_Task objective_
Repeat each line word for word.

_Material shown_
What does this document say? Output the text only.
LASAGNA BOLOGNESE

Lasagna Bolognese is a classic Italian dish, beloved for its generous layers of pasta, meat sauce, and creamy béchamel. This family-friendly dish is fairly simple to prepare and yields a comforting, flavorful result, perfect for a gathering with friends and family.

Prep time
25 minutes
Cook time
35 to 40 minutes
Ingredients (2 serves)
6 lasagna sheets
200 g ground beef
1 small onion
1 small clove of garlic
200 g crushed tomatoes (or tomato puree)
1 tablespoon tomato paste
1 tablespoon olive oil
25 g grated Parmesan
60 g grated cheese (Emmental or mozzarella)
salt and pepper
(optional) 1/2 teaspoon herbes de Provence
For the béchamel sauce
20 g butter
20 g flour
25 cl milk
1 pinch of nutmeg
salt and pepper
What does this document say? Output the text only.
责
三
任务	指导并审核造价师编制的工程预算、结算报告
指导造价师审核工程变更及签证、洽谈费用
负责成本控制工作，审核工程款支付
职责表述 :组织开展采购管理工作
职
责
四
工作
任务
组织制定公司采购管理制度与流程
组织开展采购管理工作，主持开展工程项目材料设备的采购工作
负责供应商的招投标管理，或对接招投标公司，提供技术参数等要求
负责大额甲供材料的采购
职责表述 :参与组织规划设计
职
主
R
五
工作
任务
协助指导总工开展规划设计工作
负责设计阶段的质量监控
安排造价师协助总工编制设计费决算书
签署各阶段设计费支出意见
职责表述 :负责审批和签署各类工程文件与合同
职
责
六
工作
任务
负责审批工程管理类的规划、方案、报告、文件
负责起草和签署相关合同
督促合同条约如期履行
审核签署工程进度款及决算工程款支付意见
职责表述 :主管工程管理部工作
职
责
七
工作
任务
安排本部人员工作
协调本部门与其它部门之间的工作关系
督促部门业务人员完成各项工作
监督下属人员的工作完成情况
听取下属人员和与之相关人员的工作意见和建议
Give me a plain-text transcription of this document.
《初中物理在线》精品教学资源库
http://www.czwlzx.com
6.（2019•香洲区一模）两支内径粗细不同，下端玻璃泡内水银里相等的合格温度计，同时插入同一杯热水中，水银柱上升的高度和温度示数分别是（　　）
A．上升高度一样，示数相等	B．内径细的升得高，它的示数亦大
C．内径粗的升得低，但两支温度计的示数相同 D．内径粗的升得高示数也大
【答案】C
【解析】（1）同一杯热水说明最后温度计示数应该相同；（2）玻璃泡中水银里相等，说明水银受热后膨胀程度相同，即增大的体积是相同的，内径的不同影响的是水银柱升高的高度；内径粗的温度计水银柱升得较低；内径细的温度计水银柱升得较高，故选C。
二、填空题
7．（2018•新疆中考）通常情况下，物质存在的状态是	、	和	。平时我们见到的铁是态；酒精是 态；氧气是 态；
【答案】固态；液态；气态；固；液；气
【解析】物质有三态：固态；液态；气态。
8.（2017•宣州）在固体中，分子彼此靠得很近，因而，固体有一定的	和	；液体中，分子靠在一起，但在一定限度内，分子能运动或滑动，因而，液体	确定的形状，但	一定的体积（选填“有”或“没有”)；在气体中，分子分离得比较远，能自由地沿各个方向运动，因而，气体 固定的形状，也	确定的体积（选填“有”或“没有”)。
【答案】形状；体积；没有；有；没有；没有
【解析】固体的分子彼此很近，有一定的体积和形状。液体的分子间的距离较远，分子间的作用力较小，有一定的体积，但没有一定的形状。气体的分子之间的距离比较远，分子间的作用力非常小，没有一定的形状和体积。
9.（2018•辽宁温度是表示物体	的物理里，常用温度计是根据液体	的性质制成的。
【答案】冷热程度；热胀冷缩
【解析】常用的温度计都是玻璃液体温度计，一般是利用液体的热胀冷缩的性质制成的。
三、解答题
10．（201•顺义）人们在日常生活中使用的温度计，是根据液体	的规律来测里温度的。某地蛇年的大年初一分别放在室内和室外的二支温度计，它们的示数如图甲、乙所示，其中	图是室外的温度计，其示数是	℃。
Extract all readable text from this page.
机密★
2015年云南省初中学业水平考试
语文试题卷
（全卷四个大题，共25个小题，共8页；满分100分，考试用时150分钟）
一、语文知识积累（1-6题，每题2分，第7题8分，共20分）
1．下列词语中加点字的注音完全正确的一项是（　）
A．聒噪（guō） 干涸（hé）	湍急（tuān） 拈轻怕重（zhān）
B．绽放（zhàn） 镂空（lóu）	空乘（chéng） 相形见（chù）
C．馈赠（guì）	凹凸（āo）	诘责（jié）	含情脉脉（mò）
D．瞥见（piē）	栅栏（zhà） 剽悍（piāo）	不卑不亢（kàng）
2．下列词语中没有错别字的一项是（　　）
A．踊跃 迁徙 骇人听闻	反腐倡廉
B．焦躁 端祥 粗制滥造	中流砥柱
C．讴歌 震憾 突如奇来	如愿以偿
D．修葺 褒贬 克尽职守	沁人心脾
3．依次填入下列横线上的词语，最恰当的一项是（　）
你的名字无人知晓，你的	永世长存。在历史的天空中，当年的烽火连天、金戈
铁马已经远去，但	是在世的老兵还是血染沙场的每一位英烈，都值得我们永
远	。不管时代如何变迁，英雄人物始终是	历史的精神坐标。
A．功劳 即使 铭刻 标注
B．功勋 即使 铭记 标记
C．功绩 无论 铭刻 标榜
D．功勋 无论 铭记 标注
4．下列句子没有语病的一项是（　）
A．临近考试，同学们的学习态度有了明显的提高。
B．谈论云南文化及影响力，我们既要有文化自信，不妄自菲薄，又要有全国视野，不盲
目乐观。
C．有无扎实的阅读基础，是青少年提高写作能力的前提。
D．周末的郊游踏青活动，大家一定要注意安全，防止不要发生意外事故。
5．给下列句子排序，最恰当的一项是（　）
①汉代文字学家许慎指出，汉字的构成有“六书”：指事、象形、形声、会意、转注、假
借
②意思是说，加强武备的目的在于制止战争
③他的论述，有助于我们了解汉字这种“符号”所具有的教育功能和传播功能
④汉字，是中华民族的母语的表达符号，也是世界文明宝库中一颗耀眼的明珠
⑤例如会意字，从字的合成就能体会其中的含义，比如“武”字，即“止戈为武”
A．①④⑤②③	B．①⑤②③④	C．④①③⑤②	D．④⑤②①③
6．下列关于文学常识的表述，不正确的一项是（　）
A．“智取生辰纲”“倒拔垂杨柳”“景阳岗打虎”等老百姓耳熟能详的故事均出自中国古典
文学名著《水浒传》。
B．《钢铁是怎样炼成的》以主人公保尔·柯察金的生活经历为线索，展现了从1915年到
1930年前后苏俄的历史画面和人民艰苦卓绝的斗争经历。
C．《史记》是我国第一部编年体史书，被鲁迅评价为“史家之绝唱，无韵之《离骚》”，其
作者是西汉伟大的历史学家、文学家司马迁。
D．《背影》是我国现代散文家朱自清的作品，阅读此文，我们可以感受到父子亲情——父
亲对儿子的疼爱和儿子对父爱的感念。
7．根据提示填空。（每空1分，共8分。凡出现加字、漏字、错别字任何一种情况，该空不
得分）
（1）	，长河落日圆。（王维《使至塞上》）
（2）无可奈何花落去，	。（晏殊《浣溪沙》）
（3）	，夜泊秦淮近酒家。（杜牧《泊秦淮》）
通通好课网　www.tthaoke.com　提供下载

_In response_
What does this document say? Output the text only.
LASAGNA BOLOGNESE

Lasagna Bolognese is a classic Italian dish, beloved for its generous layers of pasta, meat sauce, and creamy béchamel. This family-friendly dish is fairly simple to prepare and yields a comforting, flavorful result, perfect for a gathering with friends and family.

Prep time
25 minutes
Cook time
35 to 40 minutes
Ingredients (2 serves)
6 lasagna sheets
200 g ground beef
1 small onion
1 small clove of garlic
200 g crushed tomatoes (or tomato puree)
1 tablespoon tomato paste
1 tablespoon olive oil
25 g grated Parmesan
60 g grated cheese (Emmental or mozzarella)
salt and pepper
(optional) 1/2 teaspoon herbes de Provence
For the béchamel sauce
20 g butter
20 g flour
25 cl milk
1 pinch of nutmeg
salt and pepper
What does this document say? Output the text only.
责
三
任务	指导并审核造价师编制的工程预算、结算报告
指导造价师审核工程变更及签证、洽谈费用
负责成本控制工作，审核工程款支付
职责表述 :组织开展采购管理工作
职
责
四
工作
任务
组织制定公司采购管理制度与流程
组织开展采购管理工作，主持开展工程项目材料设备的采购工作
负责供应商的招投标管理，或对接招投标公司，提供技术参数等要求
负责大额甲供材料的采购
职责表述 :参与组织规划设计
职
主
R
五
工作
任务
协助指导总工开展规划设计工作
负责设计阶段的质量监控
安排造价师协助总工编制设计费决算书
签署各阶段设计费支出意见
职责表述 :负责审批和签署各类工程文件与合同
职
责
六
工作
任务
负责审批工程管理类的规划、方案、报告、文件
负责起草和签署相关合同
督促合同条约如期履行
审核签署工程进度款及决算工程款支付意见
职责表述 :主管工程管理部工作
职
责
七
工作
任务
安排本部人员工作
协调本部门与其它部门之间的工作关系
督促部门业务人员完成各项工作
监督下属人员的工作完成情况
听取下属人员和与之相关人员的工作意见和建议
Give me a plain-text transcription of this document.
《初中物理在线》精品教学资源库
http://www.czwlzx.com
6.（2019•香洲区一模）两支内径粗细不同，下端玻璃泡内水银里相等的合格温度计，同时插入同一杯热水中，水银柱上升的高度和温度示数分别是（　　）
A．上升高度一样，示数相等	B．内径细的升得高，它的示数亦大
C．内径粗的升得低，但两支温度计的示数相同 D．内径粗的升得高示数也大
【答案】C
【解析】（1）同一杯热水说明最后温度计示数应该相同；（2）玻璃泡中水银里相等，说明水银受热后膨胀程度相同，即增大的体积是相同的，内径的不同影响的是水银柱升高的高度；内径粗的温度计水银柱升得较低；内径细的温度计水银柱升得较高，故选C。
二、填空题
7．（2018•新疆中考）通常情况下，物质存在的状态是	、	和	。平时我们见到的铁是态；酒精是 态；氧气是 态；
【答案】固态；液态；气态；固；液；气
【解析】物质有三态：固态；液态；气态。
8.（2017•宣州）在固体中，分子彼此靠得很近，因而，固体有一定的	和	；液体中，分子靠在一起，但在一定限度内，分子能运动或滑动，因而，液体	确定的形状，但	一定的体积（选填“有”或“没有”)；在气体中，分子分离得比较远，能自由地沿各个方向运动，因而，气体 固定的形状，也	确定的体积（选填“有”或“没有”)。
【答案】形状；体积；没有；有；没有；没有
【解析】固体的分子彼此很近，有一定的体积和形状。液体的分子间的距离较远，分子间的作用力较小，有一定的体积，但没有一定的形状。气体的分子之间的距离比较远，分子间的作用力非常小，没有一定的形状和体积。
9.（2018•辽宁温度是表示物体	的物理里，常用温度计是根据液体	的性质制成的。
【答案】冷热程度；热胀冷缩
【解析】常用的温度计都是玻璃液体温度计，一般是利用液体的热胀冷缩的性质制成的。
三、解答题
10．（201•顺义）人们在日常生活中使用的温度计，是根据液体	的规律来测里温度的。某地蛇年的大年初一分别放在室内和室外的二支温度计，它们的示数如图甲、乙所示，其中	图是室外的温度计，其示数是	℃。
Extract all readable text from this page.
机密★
2015年云南省初中学业水平考试
语文试题卷
（全卷四个大题，共25个小题，共8页；满分100分，考试用时150分钟）
一、语文知识积累（1-6题，每题2分，第7题8分，共20分）
1．下列词语中加点字的注音完全正确的一项是（　）
A．聒噪（guō） 干涸（hé）	湍急（tuān） 拈轻怕重（zhān）
B．绽放（zhàn） 镂空（lóu）	空乘（chéng） 相形见（chù）
C．馈赠（guì）	凹凸（āo）	诘责（jié）	含情脉脉（mò）
D．瞥见（piē）	栅栏（zhà） 剽悍（piāo）	不卑不亢（kàng）
2．下列词语中没有错别字的一项是（　　）
A．踊跃 迁徙 骇人听闻	反腐倡廉
B．焦躁 端祥 粗制滥造	中流砥柱
C．讴歌 震憾 突如奇来	如愿以偿
D．修葺 褒贬 克尽职守	沁人心脾
3．依次填入下列横线上的词语，最恰当的一项是（　）
你的名字无人知晓，你的	永世长存。在历史的天空中，当年的烽火连天、金戈
铁马已经远去，但	是在世的老兵还是血染沙场的每一位英烈，都值得我们永
远	。不管时代如何变迁，英雄人物始终是	历史的精神坐标。
A．功劳 即使 铭刻 标注
B．功勋 即使 铭记 标记
C．功绩 无论 铭刻 标榜
D．功勋 无论 铭记 标注
4．下列句子没有语病的一项是（　）
A．临近考试，同学们的学习态度有了明显的提高。
B．谈论云南文化及影响力，我们既要有文化自信，不妄自菲薄，又要有全国视野，不盲
目乐观。
C．有无扎实的阅读基础，是青少年提高写作能力的前提。
D．周末的郊游踏青活动，大家一定要注意安全，防止不要发生意外事故。
5．给下列句子排序，最恰当的一项是（　）
①汉代文字学家许慎指出，汉字的构成有“六书”：指事、象形、形声、会意、转注、假
借
②意思是说，加强武备的目的在于制止战争
③他的论述，有助于我们了解汉字这种“符号”所具有的教育功能和传播功能
④汉字，是中华民族的母语的表达符号，也是世界文明宝库中一颗耀眼的明珠
⑤例如会意字，从字的合成就能体会其中的含义，比如“武”字，即“止戈为武”
A．①④⑤②③	B．①⑤②③④	C．④①③⑤②	D．④⑤②①③
6．下列关于文学常识的表述，不正确的一项是（　）
A．“智取生辰纲”“倒拔垂杨柳”“景阳岗打虎”等老百姓耳熟能详的故事均出自中国古典
文学名著《水浒传》。
B．《钢铁是怎样炼成的》以主人公保尔·柯察金的生活经历为线索，展现了从1915年到
1930年前后苏俄的历史画面和人民艰苦卓绝的斗争经历。
C．《史记》是我国第一部编年体史书，被鲁迅评价为“史家之绝唱，无韵之《离骚》”，其
作者是西汉伟大的历史学家、文学家司马迁。
D．《背影》是我国现代散文家朱自清的作品，阅读此文，我们可以感受到父子亲情——父
亲对儿子的疼爱和儿子对父爱的感念。
7．根据提示填空。（每空1分，共8分。凡出现加字、漏字、错别字任何一种情况，该空不
得分）
（1）	，长河落日圆。（王维《使至塞上》）
（2）无可奈何花落去，	。（晏殊《浣溪沙》）
（3）	，夜泊秦淮近酒家。（杜牧《泊秦淮》）
通通好课网　www.tthaoke.com　提供下载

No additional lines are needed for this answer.